## YOUR OBJECTIVE
Each line of the material must be repeated precisely, with the pictures left out.

────────────────────────────────────────

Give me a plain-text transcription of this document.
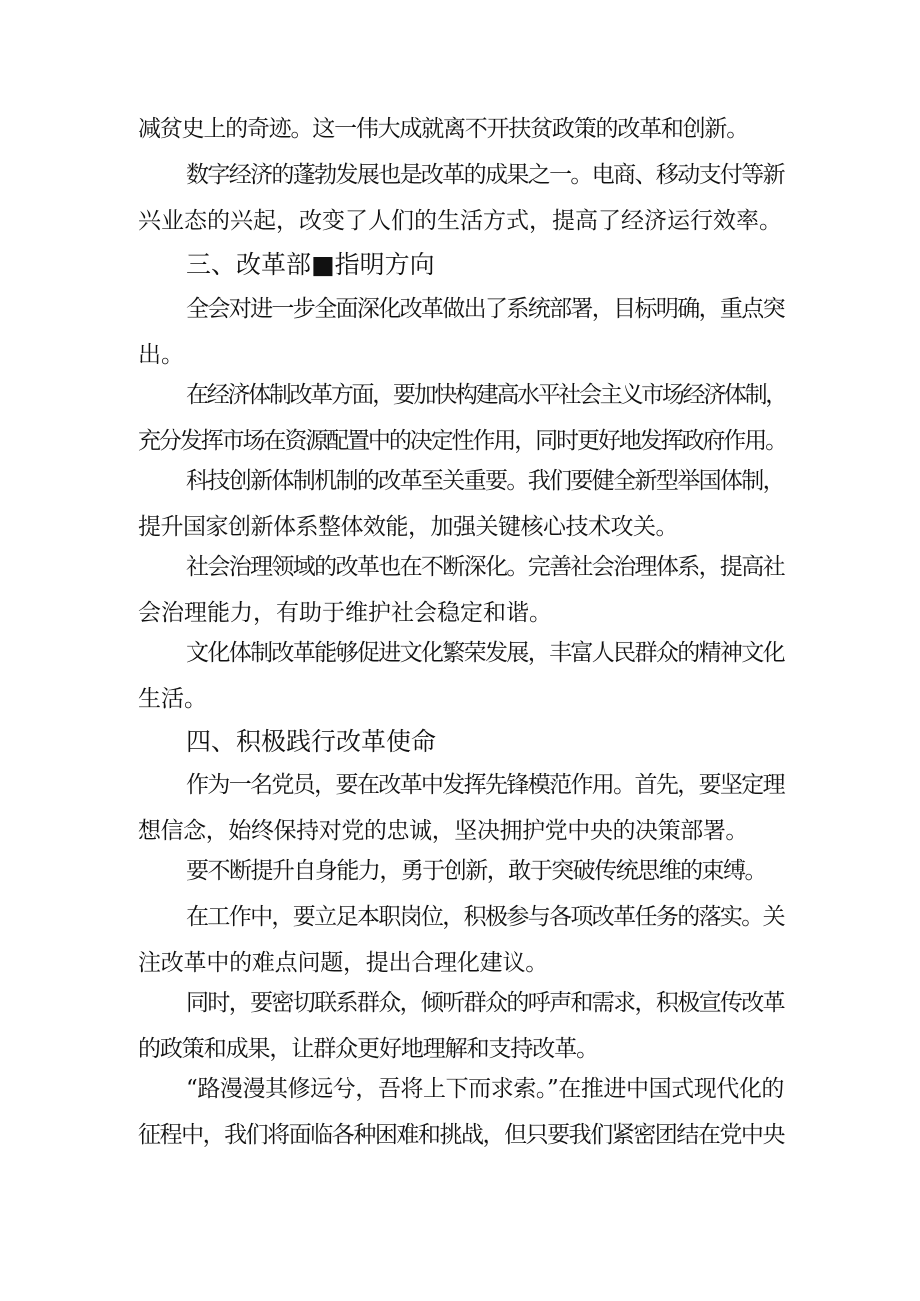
减贫史上的奇迹。这一伟大成就离不开扶贫政策的改革和创新。
数字经济的蓬勃发展也是改革的成果之一。电商、移动支付等新
兴业态的兴起，改变了人们的生活方式，提高了经济运行效率。
三、改革部■指明方向
全会对进一步全面深化改革做出了系统部署，目标明确，重点突
出。
在经济体制改革方面，要加快构建高水平社会主义市场经济体制，
充分发挥市场在资源配置中的决定性作用，同时更好地发挥政府作用。
科技创新体制机制的改革至关重要。我们要健全新型举国体制，
提升国家创新体系整体效能，加强关键核心技术攻关。
社会治理领域的改革也在不断深化。完善社会治理体系，提高社
会治理能力，有助于维护社会稳定和谐。
文化体制改革能够促进文化繁荣发展，丰富人民群众的精神文化
生活。
四、积极践行改革使命
作为一名党员，要在改革中发挥先锋模范作用。首先，要坚定理
想信念，始终保持对党的忠诚，坚决拥护党中央的决策部署。
要不断提升自身能力，勇于创新，敢于突破传统思维的束缚。
在工作中，要立足本职岗位，积极参与各项改革任务的落实。关
注改革中的难点问题，提出合理化建议。
同时，要密切联系群众，倾听群众的呼声和需求，积极宣传改革
的政策和成果，让群众更好地理解和支持改革。
“路漫漫其修远兮，吾将上下而求索。”在推进中国式现代化的
征程中，我们将面临各种困难和挑战，但只要我们紧密团结在党中央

────────────────────────────────────────

## ANSWER TO THIS TASK
Give me a plain-text transcription of this document.
减贫史上的奇迹。这一伟大成就离不开扶贫政策的改革和创新。
数字经济的蓬勃发展也是改革的成果之一。电商、移动支付等新
兴业态的兴起，改变了人们的生活方式，提高了经济运行效率。
三、改革部■指明方向
全会对进一步全面深化改革做出了系统部署，目标明确，重点突
出。
在经济体制改革方面，要加快构建高水平社会主义市场经济体制，
充分发挥市场在资源配置中的决定性作用，同时更好地发挥政府作用。
科技创新体制机制的改革至关重要。我们要健全新型举国体制，
提升国家创新体系整体效能，加强关键核心技术攻关。
社会治理领域的改革也在不断深化。完善社会治理体系，提高社
会治理能力，有助于维护社会稳定和谐。
文化体制改革能够促进文化繁荣发展，丰富人民群众的精神文化
生活。
四、积极践行改革使命
作为一名党员，要在改革中发挥先锋模范作用。首先，要坚定理
想信念，始终保持对党的忠诚，坚决拥护党中央的决策部署。
要不断提升自身能力，勇于创新，敢于突破传统思维的束缚。
在工作中，要立足本职岗位，积极参与各项改革任务的落实。关
注改革中的难点问题，提出合理化建议。
同时，要密切联系群众，倾听群众的呼声和需求，积极宣传改革
的政策和成果，让群众更好地理解和支持改革。
“路漫漫其修远兮，吾将上下而求索。”在推进中国式现代化的
征程中，我们将面临各种困难和挑战，但只要我们紧密团结在党中央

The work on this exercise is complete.